**Request**:
Without the pictures, repeat the listing character for character.

**Given information**:
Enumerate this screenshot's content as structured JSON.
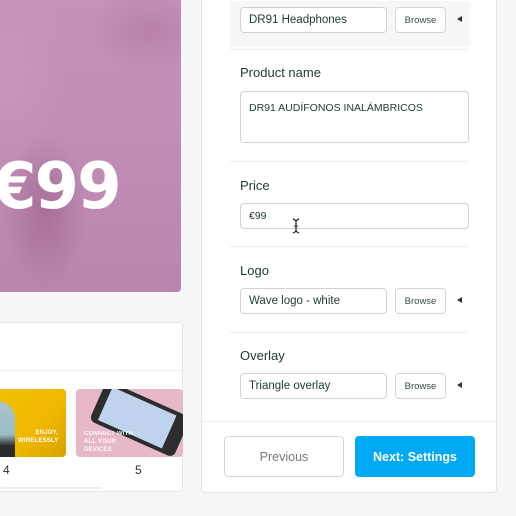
{
  "preview": {
    "price_text": "€99",
    "accent_color": "#c08db6"
  },
  "thumbnails": {
    "items": [
      {
        "number": "4",
        "caption": "ENJOY, WIRELESSLY",
        "bg_color": "#f3c200"
      },
      {
        "number": "5",
        "caption": "CONNECT WITH ALL YOUR DEVICES",
        "bg_color": "#e7b8c9"
      }
    ]
  },
  "form": {
    "image_field": {
      "value": "DR91 Headphones",
      "browse_label": "Browse"
    },
    "product_name": {
      "label": "Product name",
      "value": "DR91 AUDÍFONOS INALÁMBRICOS"
    },
    "price": {
      "label": "Price",
      "value": "€99"
    },
    "logo": {
      "label": "Logo",
      "value": "Wave logo - white",
      "browse_label": "Browse"
    },
    "overlay": {
      "label": "Overlay",
      "value": "Triangle overlay",
      "browse_label": "Browse"
    }
  },
  "footer": {
    "previous_label": "Previous",
    "next_label": "Next: Settings",
    "next_color": "#00a9f4"
  }
}
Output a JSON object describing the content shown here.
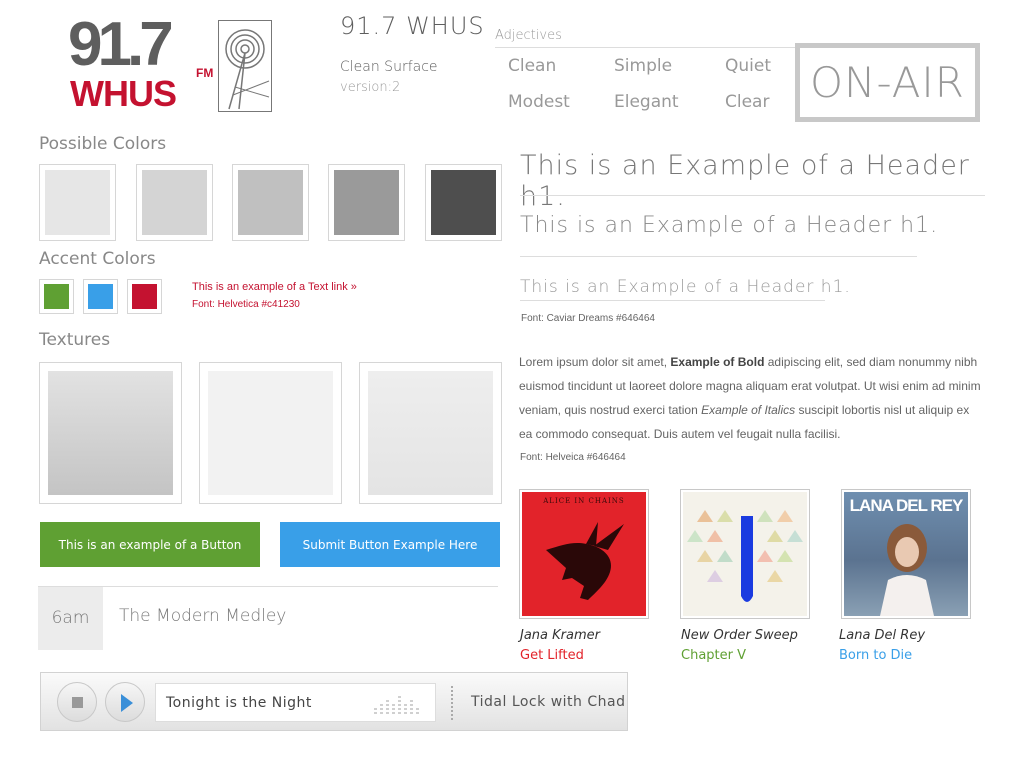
{
  "logo": {
    "number": "91.7",
    "fm": "FM",
    "call": "WHUS"
  },
  "brand": {
    "title": "91.7 WHUS",
    "subtitle": "Clean Surface",
    "version": "version:2"
  },
  "adjectives": {
    "label": "Adjectives",
    "words": [
      "Clean",
      "Simple",
      "Quiet",
      "Modest",
      "Elegant",
      "Clear"
    ]
  },
  "onair": "ON-AIR",
  "colors": {
    "label": "Possible Colors",
    "swatches": [
      "#e6e6e6",
      "#d4d4d4",
      "#c0c0c0",
      "#9a9a9a",
      "#4e4e4e"
    ]
  },
  "accents": {
    "label": "Accent Colors",
    "swatches": [
      "#5fa033",
      "#399fe8",
      "#c41230"
    ],
    "link_text": "This is an example of a Text link »",
    "font_note": "Font: Helvetica  #c41230"
  },
  "textures": {
    "label": "Textures"
  },
  "buttons": {
    "primary": "This is an example of a Button",
    "submit": "Submit Button Example Here",
    "primary_color": "#5fa033",
    "submit_color": "#399fe8"
  },
  "headers": {
    "h1_large": "This is an Example of a Header h1.",
    "h1_medium": "This is an Example of a Header h1.",
    "h1_small": "This is an Example of a Header h1.",
    "font_note": "Font: Caviar Dreams #646464"
  },
  "body_text": {
    "p1": "Lorem ipsum dolor sit amet, ",
    "bold": "Example of Bold",
    "p2": " adipiscing elit, sed diam nonummy nibh euismod tincidunt ut laoreet dolore magna aliquam erat volutpat. Ut wisi enim ad minim veniam, quis nostrud exerci tation ",
    "italic": "Example of Italics",
    "p3": " suscipit lobortis nisl ut aliquip ex ea commodo consequat. Duis autem vel feugait nulla facilisi.",
    "font_note": "Font: Helveica    #646464"
  },
  "albums": [
    {
      "artist": "Jana Kramer",
      "title": "Get Lifted",
      "color": "#c41230",
      "cover_text": "ALICE IN CHAINS"
    },
    {
      "artist": "New Order Sweep",
      "title": "Chapter V",
      "color": "#5fa033",
      "cover_text": ""
    },
    {
      "artist": "Lana Del Rey",
      "title": "Born to Die",
      "color": "#399fe8",
      "cover_text": "LANA DEL REY"
    }
  ],
  "schedule": {
    "time": "6am",
    "show": "The Modern Medley"
  },
  "player": {
    "now_playing": "Tonight is the Night",
    "dj": "Tidal Lock with Chad"
  }
}
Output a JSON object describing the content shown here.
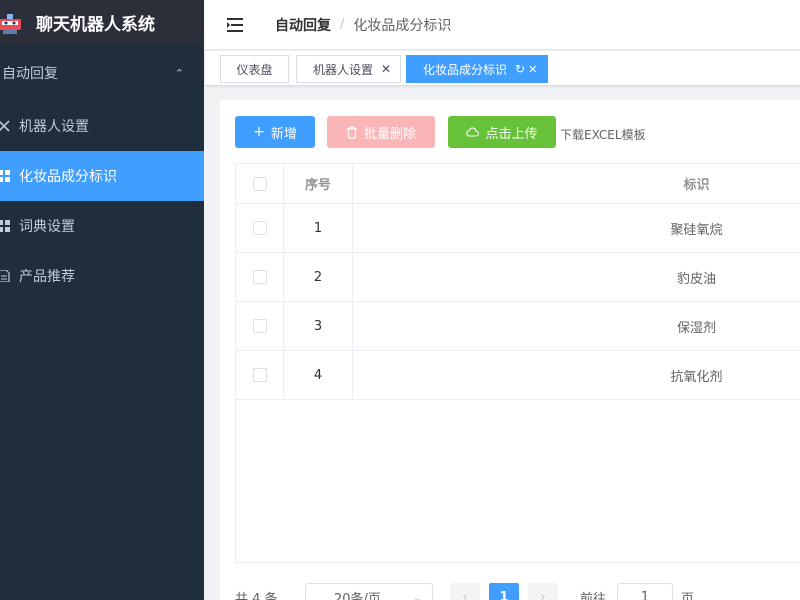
{
  "app": {
    "title": "聊天机器人系统"
  },
  "sidebar": {
    "parent": {
      "label": "自动回复",
      "chevron": "chevron-up-icon"
    },
    "items": [
      {
        "label": "机器人设置",
        "icon": "tools-icon",
        "active": false
      },
      {
        "label": "化妆品成分标识",
        "icon": "grid-icon",
        "active": true
      },
      {
        "label": "词典设置",
        "icon": "grid-icon",
        "active": false
      },
      {
        "label": "产品推荐",
        "icon": "document-icon",
        "active": false
      }
    ]
  },
  "header": {
    "breadcrumb": {
      "home": "自动回复",
      "separator": "/",
      "current": "化妆品成分标识"
    }
  },
  "tags": [
    {
      "label": "仪表盘"
    },
    {
      "label": "机器人设置"
    },
    {
      "label": "化妆品成分标识"
    }
  ],
  "toolbar": {
    "add_label": "新增",
    "batch_delete_label": "批量删除",
    "upload_label": "点击上传",
    "download_template_label": "下载EXCEL模板"
  },
  "table": {
    "columns": {
      "index": "序号",
      "name": "标识"
    },
    "rows": [
      {
        "index": "1",
        "name": "聚硅氧烷"
      },
      {
        "index": "2",
        "name": "豹皮油"
      },
      {
        "index": "3",
        "name": "保湿剂"
      },
      {
        "index": "4",
        "name": "抗氧化剂"
      }
    ]
  },
  "pagination": {
    "total_text": "共 4 条",
    "page_size_text": "20条/页",
    "current_page": "1",
    "goto_label": "前往",
    "goto_value": "1",
    "page_suffix": "页"
  },
  "colors": {
    "primary": "#409eff",
    "danger_disabled": "#fab6b6",
    "success": "#67c23a",
    "sidebar_bg": "#1f2d3d"
  }
}
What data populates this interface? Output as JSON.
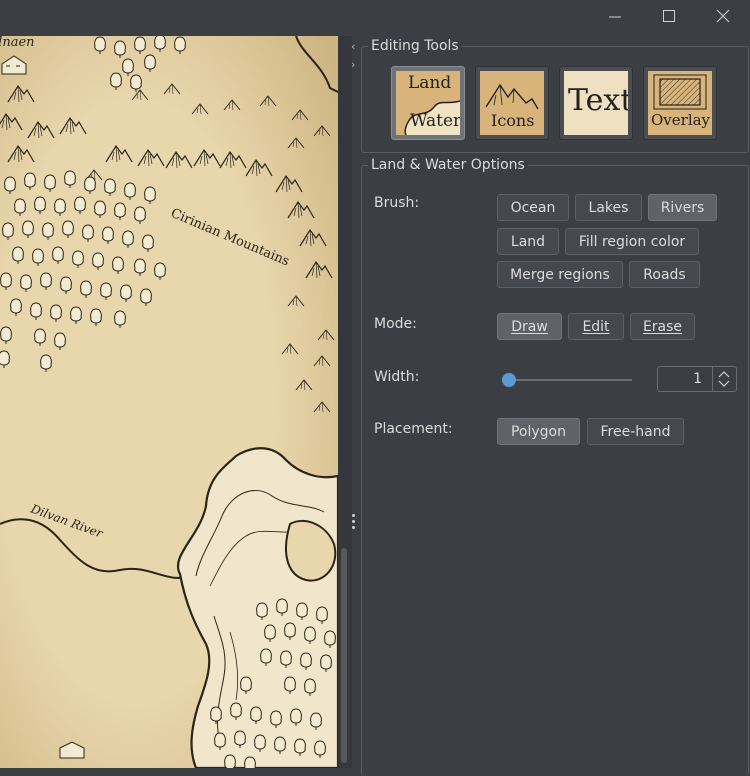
{
  "window": {
    "controls": {
      "minimize": "minimize-icon",
      "maximize": "maximize-icon",
      "close": "close-icon"
    }
  },
  "map": {
    "labels": {
      "top_fragment": "ilnaen",
      "mountains": "Cirinian Mountains",
      "river": "Dilvan River"
    },
    "colors": {
      "parchment": "#e6d3a7",
      "ink": "#2b2418",
      "light_land": "#f1e6cc"
    }
  },
  "editing_tools": {
    "title": "Editing Tools",
    "tools": [
      {
        "line1": "Land",
        "line2": "Water",
        "selected": true
      },
      {
        "line1": "Icons",
        "selected": false
      },
      {
        "line1": "Text",
        "selected": false
      },
      {
        "line1": "Overlay",
        "selected": false
      }
    ]
  },
  "options": {
    "title": "Land & Water Options",
    "brush": {
      "label": "Brush:",
      "buttons": [
        "Ocean",
        "Lakes",
        "Rivers",
        "Land",
        "Fill region color",
        "Merge regions",
        "Roads"
      ],
      "selected": "Rivers"
    },
    "mode": {
      "label": "Mode:",
      "buttons": [
        "Draw",
        "Edit",
        "Erase"
      ],
      "selected": "Draw"
    },
    "width": {
      "label": "Width:",
      "value": "1",
      "slider_fraction": 0
    },
    "placement": {
      "label": "Placement:",
      "buttons": [
        "Polygon",
        "Free-hand"
      ],
      "selected": "Polygon"
    }
  },
  "colors": {
    "panel_bg": "#3b3e43",
    "accent": "#5a9bd5",
    "button_bg": "#45484d",
    "button_active": "#5f6267"
  }
}
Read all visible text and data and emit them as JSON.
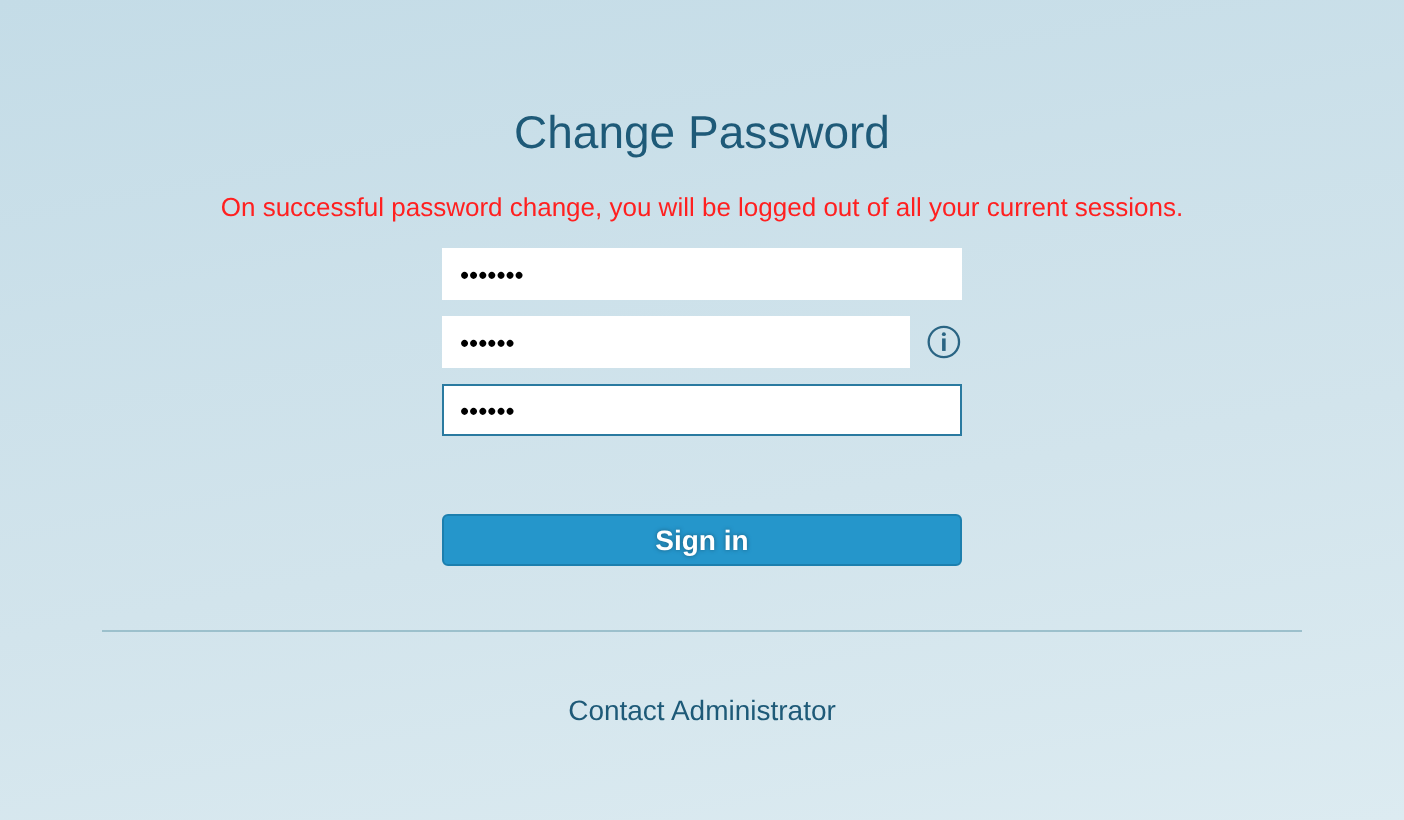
{
  "title": "Change Password",
  "notice": "On successful password change, you will be logged out of all your current sessions.",
  "fields": [
    {
      "value": "•••••••",
      "focused": false,
      "info": false
    },
    {
      "value": "••••••",
      "focused": false,
      "info": true
    },
    {
      "value": "••••••",
      "focused": true,
      "info": false
    }
  ],
  "submit_button": "Sign in",
  "footer_link": "Contact Administrator"
}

**Answer to the problem**:
Enumerate this screenshot's content as structured JSON.
{
  "preview": {
    "price_text": "€99",
    "accent_color": "#c08db6"
  },
  "thumbnails": {
    "items": [
      {
        "number": "4",
        "caption": "ENJOY, WIRELESSLY",
        "bg_color": "#f3c200"
      },
      {
        "number": "5",
        "caption": "CONNECT WITH ALL YOUR DEVICES",
        "bg_color": "#e7b8c9"
      }
    ]
  },
  "form": {
    "image_field": {
      "value": "DR91 Headphones",
      "browse_label": "Browse"
    },
    "product_name": {
      "label": "Product name",
      "value": "DR91 AUDÍFONOS INALÁMBRICOS"
    },
    "price": {
      "label": "Price",
      "value": "€99"
    },
    "logo": {
      "label": "Logo",
      "value": "Wave logo - white",
      "browse_label": "Browse"
    },
    "overlay": {
      "label": "Overlay",
      "value": "Triangle overlay",
      "browse_label": "Browse"
    }
  },
  "footer": {
    "previous_label": "Previous",
    "next_label": "Next: Settings",
    "next_color": "#00a9f4"
  }
}
Output a JSON object describing the content shown here.
{
  "logo": {
    "number": "91.7",
    "fm": "FM",
    "call": "WHUS"
  },
  "brand": {
    "title": "91.7 WHUS",
    "subtitle": "Clean Surface",
    "version": "version:2"
  },
  "adjectives": {
    "label": "Adjectives",
    "words": [
      "Clean",
      "Simple",
      "Quiet",
      "Modest",
      "Elegant",
      "Clear"
    ]
  },
  "onair": "ON-AIR",
  "colors": {
    "label": "Possible Colors",
    "swatches": [
      "#e6e6e6",
      "#d4d4d4",
      "#c0c0c0",
      "#9a9a9a",
      "#4e4e4e"
    ]
  },
  "accents": {
    "label": "Accent Colors",
    "swatches": [
      "#5fa033",
      "#399fe8",
      "#c41230"
    ],
    "link_text": "This is an example of a Text link »",
    "font_note": "Font: Helvetica  #c41230"
  },
  "textures": {
    "label": "Textures"
  },
  "buttons": {
    "primary": "This is an example of a Button",
    "submit": "Submit Button Example Here",
    "primary_color": "#5fa033",
    "submit_color": "#399fe8"
  },
  "headers": {
    "h1_large": "This is an Example of a Header h1.",
    "h1_medium": "This is an Example of a Header h1.",
    "h1_small": "This is an Example of a Header h1.",
    "font_note": "Font: Caviar Dreams #646464"
  },
  "body_text": {
    "p1": "Lorem ipsum dolor sit amet, ",
    "bold": "Example of Bold",
    "p2": " adipiscing elit, sed diam nonummy nibh euismod tincidunt ut laoreet dolore magna aliquam erat volutpat. Ut wisi enim ad minim veniam, quis nostrud exerci tation ",
    "italic": "Example of Italics",
    "p3": " suscipit lobortis nisl ut aliquip ex ea commodo consequat. Duis autem vel feugait nulla facilisi.",
    "font_note": "Font: Helveica    #646464"
  },
  "albums": [
    {
      "artist": "Jana Kramer",
      "title": "Get Lifted",
      "color": "#c41230",
      "cover_text": "ALICE IN CHAINS"
    },
    {
      "artist": "New Order Sweep",
      "title": "Chapter V",
      "color": "#5fa033",
      "cover_text": ""
    },
    {
      "artist": "Lana Del Rey",
      "title": "Born to Die",
      "color": "#399fe8",
      "cover_text": "LANA DEL REY"
    }
  ],
  "schedule": {
    "time": "6am",
    "show": "The Modern Medley"
  },
  "player": {
    "now_playing": "Tonight is the Night",
    "dj": "Tidal Lock with Chad"
  }
}
Output a JSON object describing the content shown here.
{
  "app": {
    "title": "聊天机器人系统"
  },
  "sidebar": {
    "parent": {
      "label": "自动回复",
      "chevron": "chevron-up-icon"
    },
    "items": [
      {
        "label": "机器人设置",
        "icon": "tools-icon",
        "active": false
      },
      {
        "label": "化妆品成分标识",
        "icon": "grid-icon",
        "active": true
      },
      {
        "label": "词典设置",
        "icon": "grid-icon",
        "active": false
      },
      {
        "label": "产品推荐",
        "icon": "document-icon",
        "active": false
      }
    ]
  },
  "header": {
    "breadcrumb": {
      "home": "自动回复",
      "separator": "/",
      "current": "化妆品成分标识"
    }
  },
  "tags": [
    {
      "label": "仪表盘"
    },
    {
      "label": "机器人设置"
    },
    {
      "label": "化妆品成分标识"
    }
  ],
  "toolbar": {
    "add_label": "新增",
    "batch_delete_label": "批量删除",
    "upload_label": "点击上传",
    "download_template_label": "下载EXCEL模板"
  },
  "table": {
    "columns": {
      "index": "序号",
      "name": "标识"
    },
    "rows": [
      {
        "index": "1",
        "name": "聚硅氧烷"
      },
      {
        "index": "2",
        "name": "豹皮油"
      },
      {
        "index": "3",
        "name": "保湿剂"
      },
      {
        "index": "4",
        "name": "抗氧化剂"
      }
    ]
  },
  "pagination": {
    "total_text": "共 4 条",
    "page_size_text": "20条/页",
    "current_page": "1",
    "goto_label": "前往",
    "goto_value": "1",
    "page_suffix": "页"
  },
  "colors": {
    "primary": "#409eff",
    "danger_disabled": "#fab6b6",
    "success": "#67c23a",
    "sidebar_bg": "#1f2d3d"
  }
}
What data populates this interface? Output as JSON.
{
  "window": {
    "controls": {
      "minimize": "minimize-icon",
      "maximize": "maximize-icon",
      "close": "close-icon"
    }
  },
  "map": {
    "labels": {
      "top_fragment": "ilnaen",
      "mountains": "Cirinian Mountains",
      "river": "Dilvan River"
    },
    "colors": {
      "parchment": "#e6d3a7",
      "ink": "#2b2418",
      "light_land": "#f1e6cc"
    }
  },
  "editing_tools": {
    "title": "Editing Tools",
    "tools": [
      {
        "line1": "Land",
        "line2": "Water",
        "selected": true
      },
      {
        "line1": "Icons",
        "selected": false
      },
      {
        "line1": "Text",
        "selected": false
      },
      {
        "line1": "Overlay",
        "selected": false
      }
    ]
  },
  "options": {
    "title": "Land & Water Options",
    "brush": {
      "label": "Brush:",
      "buttons": [
        "Ocean",
        "Lakes",
        "Rivers",
        "Land",
        "Fill region color",
        "Merge regions",
        "Roads"
      ],
      "selected": "Rivers"
    },
    "mode": {
      "label": "Mode:",
      "buttons": [
        "Draw",
        "Edit",
        "Erase"
      ],
      "selected": "Draw"
    },
    "width": {
      "label": "Width:",
      "value": "1",
      "slider_fraction": 0
    },
    "placement": {
      "label": "Placement:",
      "buttons": [
        "Polygon",
        "Free-hand"
      ],
      "selected": "Polygon"
    }
  },
  "colors": {
    "panel_bg": "#3b3e43",
    "accent": "#5a9bd5",
    "button_bg": "#45484d",
    "button_active": "#5f6267"
  }
}
Read all visible text and data and emit them as JSON.
{
  "title": "Change Password",
  "notice": "On successful password change, you will be logged out of all your current sessions.",
  "fields": [
    {
      "value": "•••••••",
      "focused": false,
      "info": false
    },
    {
      "value": "••••••",
      "focused": false,
      "info": true
    },
    {
      "value": "••••••",
      "focused": true,
      "info": false
    }
  ],
  "submit_button": "Sign in",
  "footer_link": "Contact Administrator"
}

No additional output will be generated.